*** Opening of TASK MATERIAL ***
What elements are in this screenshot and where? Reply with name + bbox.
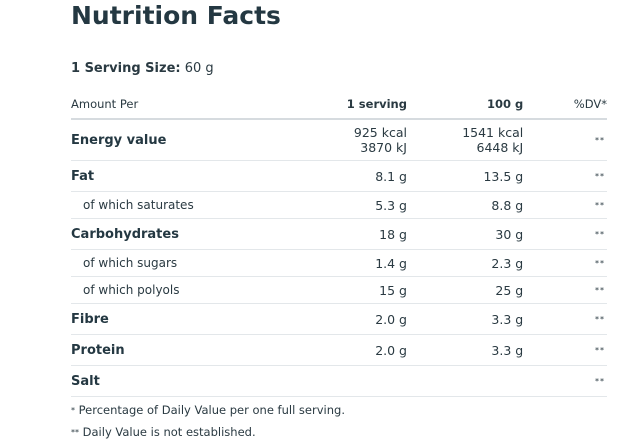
nutrient-name: of which polyols xyxy=(71,276,292,304)
table-row: Fat 8.1 g 13.5 g ** xyxy=(71,160,607,192)
table-row: of which sugars 1.4 g 2.3 g ** xyxy=(71,249,607,277)
per-serving-value xyxy=(291,365,407,397)
column-header-amount: Amount Per xyxy=(71,90,292,120)
per-serving-value: 2.0 g xyxy=(291,303,407,335)
nutrient-name: Salt xyxy=(71,365,292,397)
nutrient-name: of which sugars xyxy=(71,249,292,277)
per-serving-value: 1.4 g xyxy=(291,249,407,277)
table-row: Protein 2.0 g 3.3 g ** xyxy=(71,334,607,366)
nutrient-name: Energy value xyxy=(71,119,292,161)
daily-value: ** xyxy=(523,303,607,335)
table-row: Fibre 2.0 g 3.3 g ** xyxy=(71,303,607,335)
table-row: Salt ** xyxy=(71,365,607,397)
serving-size-value: 60 g xyxy=(184,61,214,76)
daily-value: ** xyxy=(523,218,607,250)
table-row: of which polyols 15 g 25 g ** xyxy=(71,276,607,304)
per-serving-value: 18 g xyxy=(291,218,407,250)
footnote-text: Daily Value is not established. xyxy=(82,425,256,439)
daily-value: ** xyxy=(523,365,607,397)
per-100g-value xyxy=(406,365,524,397)
per-100g-value: 13.5 g xyxy=(406,160,524,192)
per-100g-value: 2.3 g xyxy=(406,249,524,277)
per-serving-value: 925 kcal 3870 kJ xyxy=(291,119,407,161)
footnote-dv-not-established: ** Daily Value is not established. xyxy=(71,424,256,440)
table-row: Carbohydrates 18 g 30 g ** xyxy=(71,218,607,250)
table-row: Energy value 925 kcal 3870 kJ 1541 kcal … xyxy=(71,119,607,161)
nutrient-name: Fat xyxy=(71,160,292,192)
table-header-row: Amount Per 1 serving 100 g %DV* xyxy=(71,90,607,120)
nutrient-name: of which saturates xyxy=(71,191,292,219)
table-row: of which saturates 5.3 g 8.8 g ** xyxy=(71,191,607,219)
per-100g-value: 3.3 g xyxy=(406,303,524,335)
per-serving-value: 8.1 g xyxy=(291,160,407,192)
per-100g-value: 25 g xyxy=(406,276,524,304)
per-serving-value: 15 g xyxy=(291,276,407,304)
column-header-dv: %DV* xyxy=(523,90,607,120)
page-title: Nutrition Facts xyxy=(71,1,281,30)
footnote-text: Percentage of Daily Value per one full s… xyxy=(78,403,345,417)
nutrient-name: Carbohydrates xyxy=(71,218,292,250)
per-100g-kcal: 1541 kcal xyxy=(462,125,524,140)
per-100g-value: 8.8 g xyxy=(406,191,524,219)
per-100g-kj: 6448 kJ xyxy=(476,140,524,155)
per-serving-value: 5.3 g xyxy=(291,191,407,219)
column-header-serving: 1 serving xyxy=(291,90,407,120)
per-100g-value: 30 g xyxy=(406,218,524,250)
per-serving-kcal: 925 kcal xyxy=(353,125,407,140)
daily-value: ** xyxy=(523,119,607,161)
nutrition-table: Amount Per 1 serving 100 g %DV* Energy v… xyxy=(71,90,607,397)
daily-value: ** xyxy=(523,160,607,192)
daily-value: ** xyxy=(523,276,607,304)
per-100g-value: 3.3 g xyxy=(406,334,524,366)
footnote-dv-percentage: * Percentage of Daily Value per one full… xyxy=(71,402,345,418)
daily-value: ** xyxy=(523,249,607,277)
footnote-mark: ** xyxy=(71,428,79,437)
footnote-mark: * xyxy=(71,406,75,415)
column-header-100g: 100 g xyxy=(406,90,524,120)
per-100g-value: 1541 kcal 6448 kJ xyxy=(406,119,524,161)
serving-size: 1 Serving Size: 60 g xyxy=(71,60,214,78)
daily-value: ** xyxy=(523,334,607,366)
per-serving-kj: 3870 kJ xyxy=(360,140,407,155)
daily-value: ** xyxy=(523,191,607,219)
nutrient-name: Fibre xyxy=(71,303,292,335)
serving-size-label: 1 Serving Size: xyxy=(71,61,181,76)
nutrient-name: Protein xyxy=(71,334,292,366)
per-serving-value: 2.0 g xyxy=(291,334,407,366)
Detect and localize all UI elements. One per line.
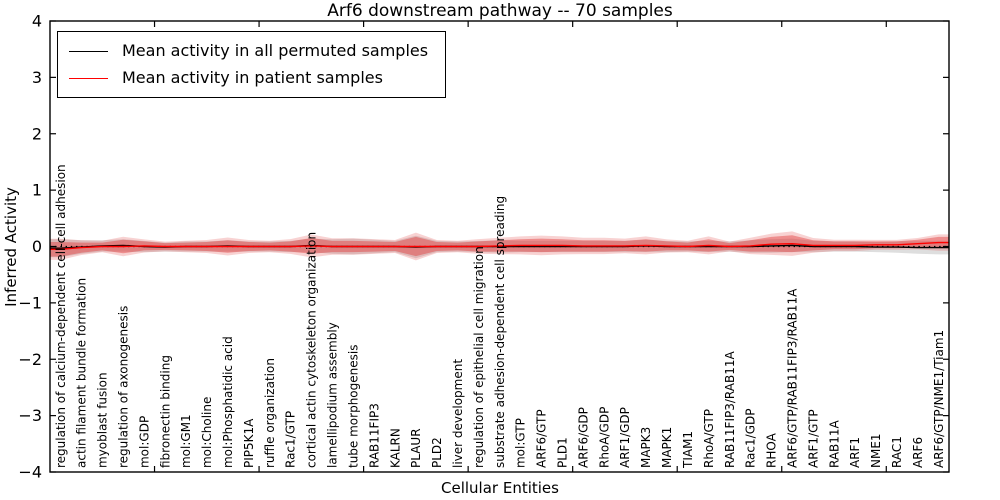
x-tick-label: RHOA: [765, 432, 779, 468]
x-tick-label: RhoA/GDP: [597, 407, 611, 468]
y-tick-label: 1: [32, 181, 42, 200]
patient-mean-line: [50, 241, 949, 250]
x-tick-label: MAPK1: [660, 427, 674, 468]
y-tick-label: 4: [32, 12, 42, 31]
legend-item-patient: Mean activity in patient samples: [69, 67, 428, 89]
y-tick-label: 0: [32, 237, 42, 256]
x-tick-label: TIAM1: [681, 431, 695, 469]
x-tick-label: tube morphogenesis: [346, 345, 360, 468]
x-tick-label: ARF6: [911, 437, 925, 468]
legend: Mean activity in all permuted samples Me…: [57, 31, 447, 98]
x-tick-label: lamellipodium assembly: [326, 322, 340, 468]
x-tick-label: NME1: [869, 433, 883, 468]
x-tick-label: ARF1: [848, 437, 862, 468]
y-tick-label: −3: [18, 406, 42, 425]
x-tick-label: Rac1/GDP: [744, 409, 758, 468]
y-axis-label: Inferred Activity: [2, 187, 20, 307]
x-tick-label: mol:GM1: [179, 414, 193, 468]
x-tick-label: ARF6/GTP/RAB11FIP3/RAB11A: [785, 288, 799, 468]
legend-label-permuted: Mean activity in all permuted samples: [122, 41, 429, 60]
x-tick-label: RAC1: [890, 436, 904, 468]
x-tick-label: PLAUR: [409, 428, 423, 468]
x-axis-label: Cellular Entities: [441, 479, 559, 497]
x-tick-label: RAB11FIP3/RAB11A: [723, 351, 737, 468]
x-tick-label: RAB11A: [827, 419, 841, 468]
x-tick-label: RhoA/GTP: [702, 409, 716, 468]
x-tick-label: cortical actin cytoskeleton organization: [305, 232, 319, 468]
x-tick-label: regulation of epithelial cell migration: [472, 246, 486, 468]
y-tick-label: 3: [32, 68, 42, 87]
chart-title: Arf6 downstream pathway -- 70 samples: [327, 1, 673, 21]
x-tick-label: KALRN: [388, 428, 402, 468]
legend-item-permuted: Mean activity in all permuted samples: [69, 40, 428, 62]
x-tick-label: MAPK3: [639, 427, 653, 468]
x-tick-label: mol:GTP: [514, 418, 528, 468]
x-tick-label: ARF1/GDP: [618, 407, 632, 468]
x-tick-label: PLD1: [556, 437, 570, 468]
x-tick-label: liver development: [451, 359, 465, 468]
legend-line-permuted-icon: [69, 50, 108, 52]
x-tick-label: actin filament bundle formation: [75, 278, 89, 468]
x-tick-label: regulation of calcium-dependent cell-cel…: [54, 164, 68, 468]
x-tick-label: ruffle organization: [263, 358, 277, 468]
legend-line-patient-icon: [69, 77, 108, 79]
x-tick-label: RAB11FIP3: [367, 403, 381, 468]
x-tick-label: mol:GDP: [137, 416, 151, 468]
x-tick-label: myoblast fusion: [96, 372, 110, 468]
x-tick-label: ARF6/GTP/NME1/Tiam1: [932, 330, 946, 468]
x-tick-label: regulation of axonogenesis: [116, 306, 130, 468]
x-tick-label: mol:Choline: [200, 397, 214, 468]
x-tick-label: ARF1/GTP: [806, 409, 820, 468]
x-tick-label: ARF6/GDP: [576, 407, 590, 468]
legend-label-patient: Mean activity in patient samples: [122, 68, 383, 87]
x-tick-label: substrate adhesion-dependent cell spread…: [493, 196, 507, 468]
x-tick-label: PIP5K1A: [242, 418, 256, 468]
y-tick-label: −4: [18, 463, 42, 482]
x-tick-label: PLD2: [430, 437, 444, 468]
x-tick-label: ARF6/GTP: [535, 409, 549, 468]
y-tick-label: 2: [32, 124, 42, 143]
y-tick-label: −1: [18, 293, 42, 312]
y-tick-label: −2: [18, 350, 42, 369]
x-tick-label: fibronectin binding: [158, 355, 172, 468]
x-tick-label: mol:Phosphatidic acid: [221, 336, 235, 468]
x-tick-label: Rac1/GTP: [284, 411, 298, 468]
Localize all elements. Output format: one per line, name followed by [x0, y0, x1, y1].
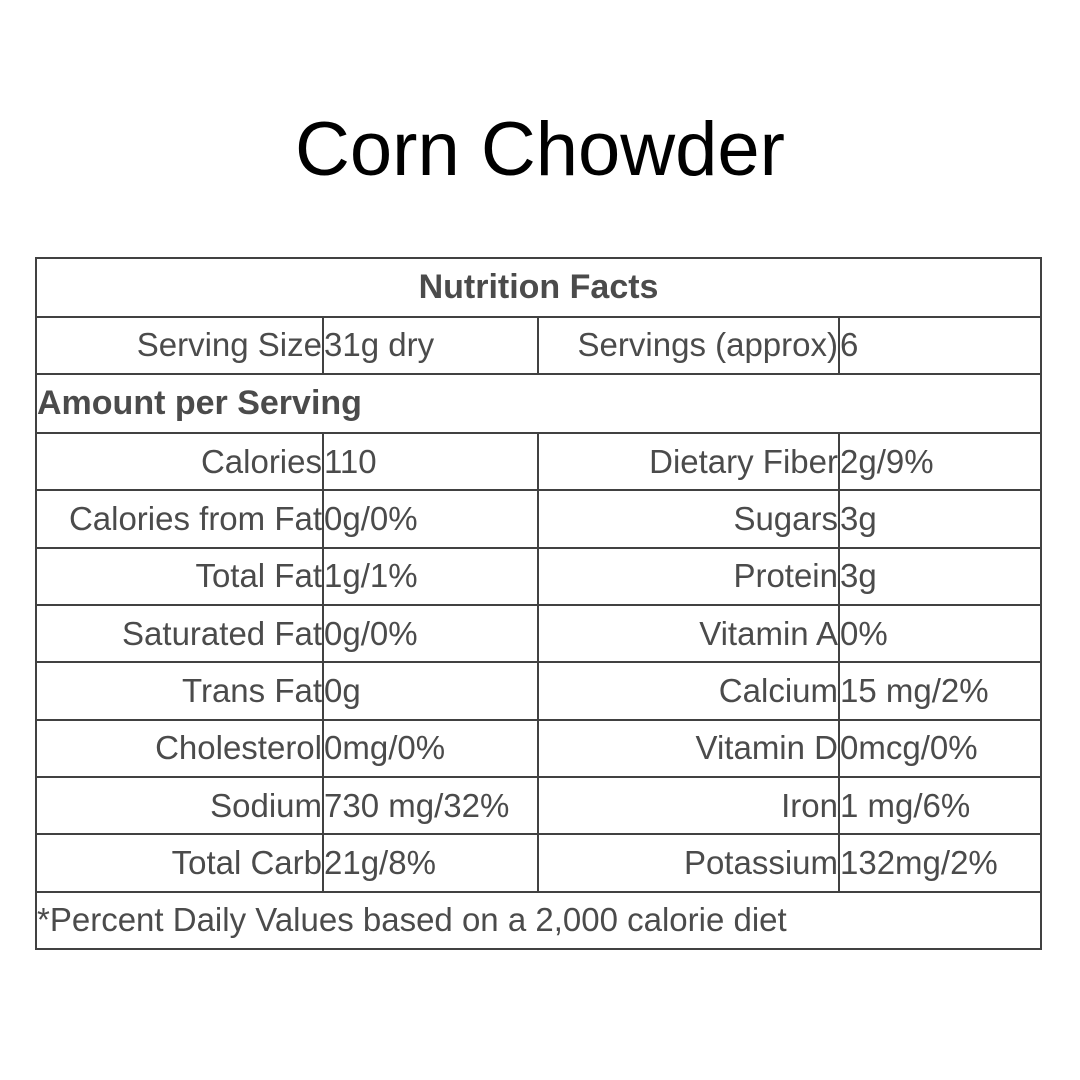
*** Close of TASK MATERIAL ***
WHAT IS EXPECTED — When the word "Carbohydrates" turns up on a line of the material above, copy that line.

ANSWER TO THIS PROBLEM —
table-row: Carbohydrates 18 g 30 g ** xyxy=(71,218,607,250)
nutrient-name: Carbohydrates xyxy=(71,218,292,250)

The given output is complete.